The exercise: Leaving out the pictures, transcribe all of the records faithfully.

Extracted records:

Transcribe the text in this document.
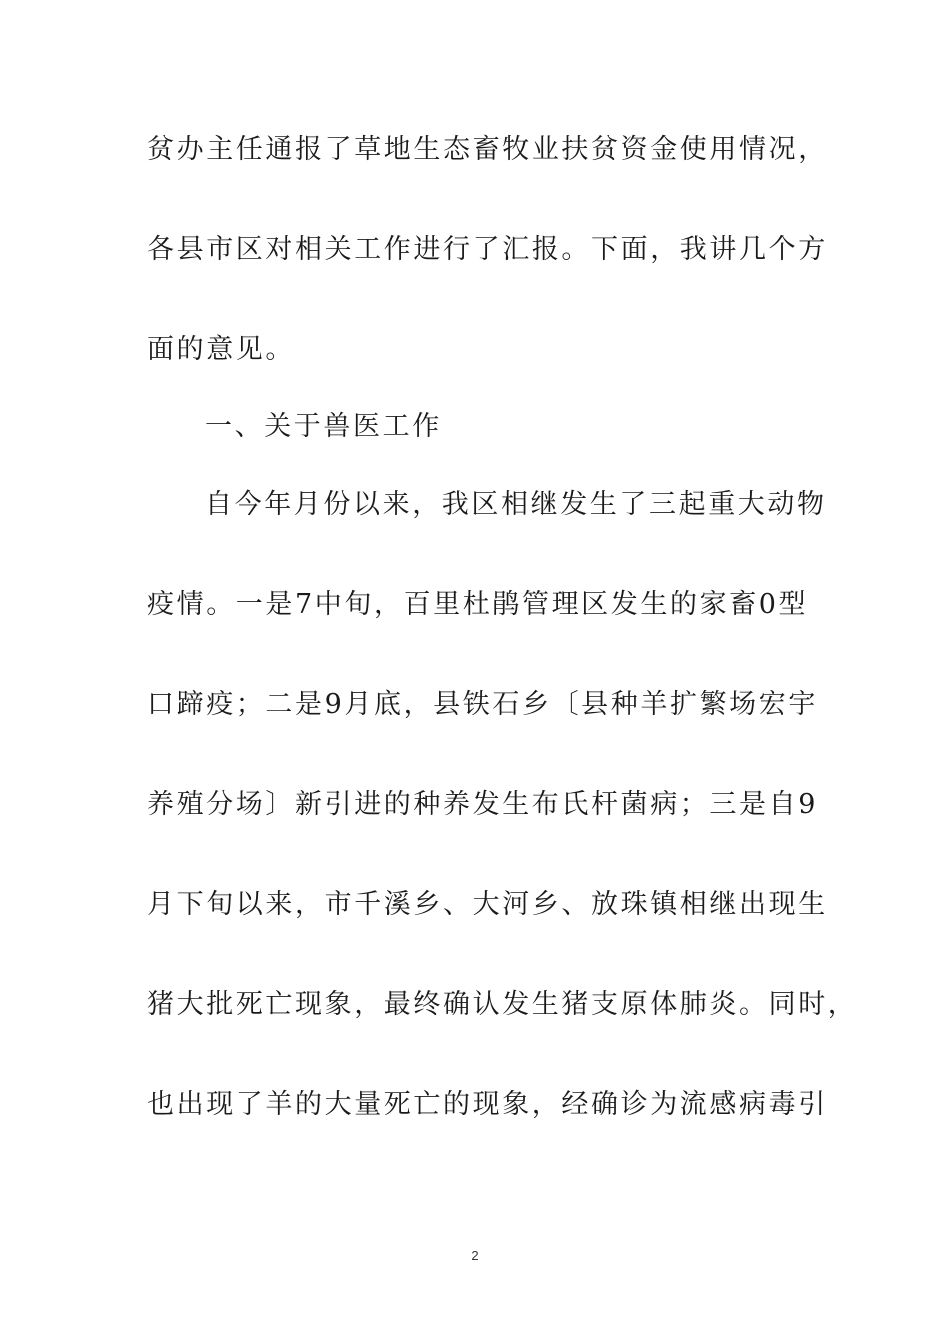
贫办主任通报了草地生态畜牧业扶贫资金使用情况，
各县市区对相关工作进行了汇报。下面，我讲几个方
面的意见。
一、关于兽医工作
自今年月份以来，我区相继发生了三起重大动物
疫情。一是7中旬，百里杜鹃管理区发生的家畜0型
口蹄疫；二是9月底，县铁石乡〔县种羊扩繁场宏宇
养殖分场〕新引进的种养发生布氏杆菌病；三是自9
月下旬以来，市千溪乡、大河乡、放珠镇相继出现生
猪大批死亡现象，最终确认发生猪支原体肺炎。同时，
也出现了羊的大量死亡的现象，经确诊为流感病毒引
2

Solution for this exercise:
Transcribe the text in this document.
贫办主任通报了草地生态畜牧业扶贫资金使用情况，
各县市区对相关工作进行了汇报。下面，我讲几个方
面的意见。
一、关于兽医工作
自今年月份以来，我区相继发生了三起重大动物
疫情。一是7中旬，百里杜鹃管理区发生的家畜0型
口蹄疫；二是9月底，县铁石乡〔县种羊扩繁场宏宇
养殖分场〕新引进的种养发生布氏杆菌病；三是自9
月下旬以来，市千溪乡、大河乡、放珠镇相继出现生
猪大批死亡现象，最终确认发生猪支原体肺炎。同时，
也出现了羊的大量死亡的现象，经确诊为流感病毒引
2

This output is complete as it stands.